### Your task
In the answer, each line must appear exactly as in the records, and no picture may appear.

### Data for review
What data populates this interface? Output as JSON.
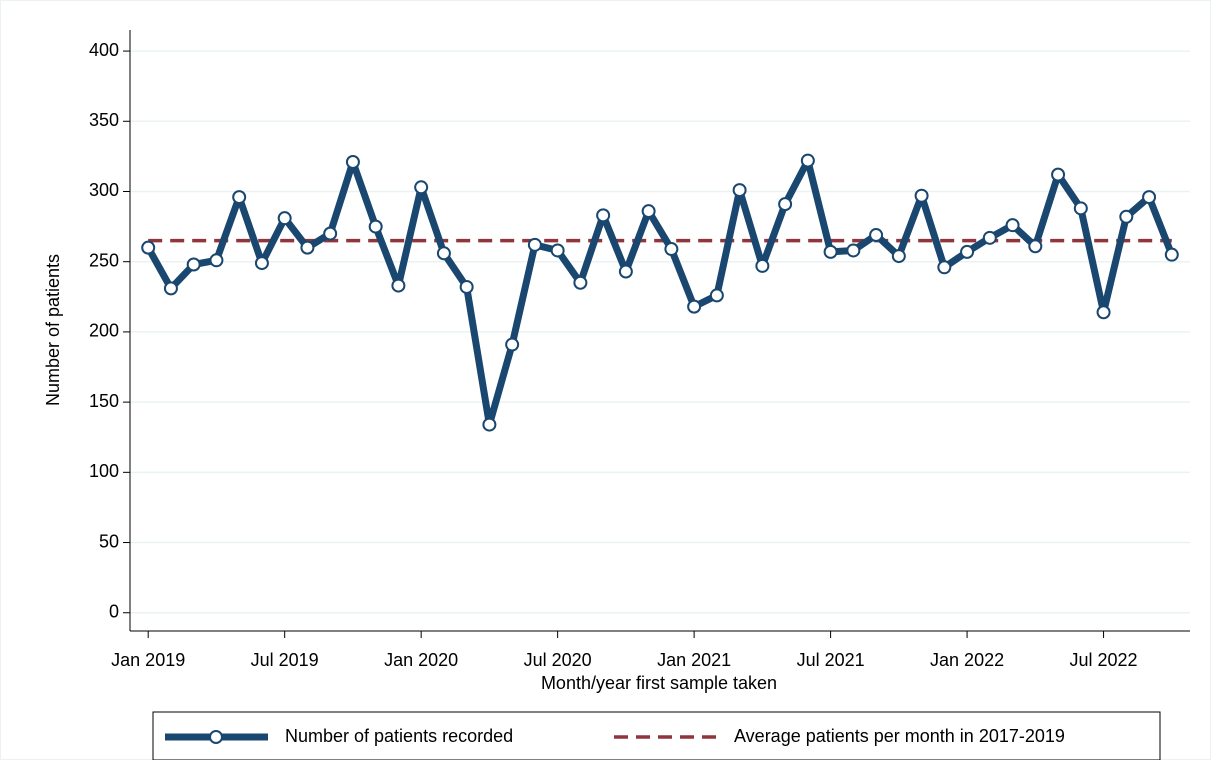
{
  "chart_data": {
    "type": "line",
    "y_label": "Number of patients",
    "x_label": "Month/year first sample taken",
    "categories": [
      "Jan 2019",
      null,
      null,
      null,
      null,
      null,
      "Jul 2019",
      null,
      null,
      null,
      null,
      null,
      "Jan 2020",
      null,
      null,
      null,
      null,
      null,
      "Jul 2020",
      null,
      null,
      null,
      null,
      null,
      "Jan 2021",
      null,
      null,
      null,
      null,
      null,
      "Jul 2021",
      null,
      null,
      null,
      null,
      null,
      "Jan 2022",
      null,
      null,
      null,
      null,
      null,
      "Jul 2022",
      null,
      null,
      null
    ],
    "series": [
      {
        "name": "Number of patients recorded",
        "color": "#1a476f",
        "values": [
          260,
          231,
          248,
          251,
          296,
          249,
          281,
          260,
          270,
          321,
          275,
          233,
          303,
          256,
          232,
          134,
          191,
          262,
          258,
          235,
          283,
          243,
          286,
          259,
          218,
          226,
          301,
          247,
          291,
          322,
          257,
          258,
          269,
          254,
          297,
          246,
          257,
          267,
          276,
          261,
          312,
          288,
          214,
          282,
          296,
          255
        ]
      }
    ],
    "reference_line": {
      "name": "Average patients per month in 2017-2019",
      "color": "#90353b",
      "value": 265
    },
    "ylim": [
      -13,
      415
    ],
    "yticks": [
      0,
      50,
      100,
      150,
      200,
      250,
      300,
      350,
      400
    ],
    "grid": true
  }
}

### Exercise solution
What data populates this interface? Output as JSON.
{
  "chart_data": {
    "type": "line",
    "y_label": "Number of patients",
    "x_label": "Month/year first sample taken",
    "categories": [
      "Jan 2019",
      null,
      null,
      null,
      null,
      null,
      "Jul 2019",
      null,
      null,
      null,
      null,
      null,
      "Jan 2020",
      null,
      null,
      null,
      null,
      null,
      "Jul 2020",
      null,
      null,
      null,
      null,
      null,
      "Jan 2021",
      null,
      null,
      null,
      null,
      null,
      "Jul 2021",
      null,
      null,
      null,
      null,
      null,
      "Jan 2022",
      null,
      null,
      null,
      null,
      null,
      "Jul 2022",
      null,
      null,
      null
    ],
    "series": [
      {
        "name": "Number of patients recorded",
        "color": "#1a476f",
        "values": [
          260,
          231,
          248,
          251,
          296,
          249,
          281,
          260,
          270,
          321,
          275,
          233,
          303,
          256,
          232,
          134,
          191,
          262,
          258,
          235,
          283,
          243,
          286,
          259,
          218,
          226,
          301,
          247,
          291,
          322,
          257,
          258,
          269,
          254,
          297,
          246,
          257,
          267,
          276,
          261,
          312,
          288,
          214,
          282,
          296,
          255
        ]
      }
    ],
    "reference_line": {
      "name": "Average patients per month in 2017-2019",
      "color": "#90353b",
      "value": 265
    },
    "ylim": [
      -13,
      415
    ],
    "yticks": [
      0,
      50,
      100,
      150,
      200,
      250,
      300,
      350,
      400
    ],
    "grid": true
  }
}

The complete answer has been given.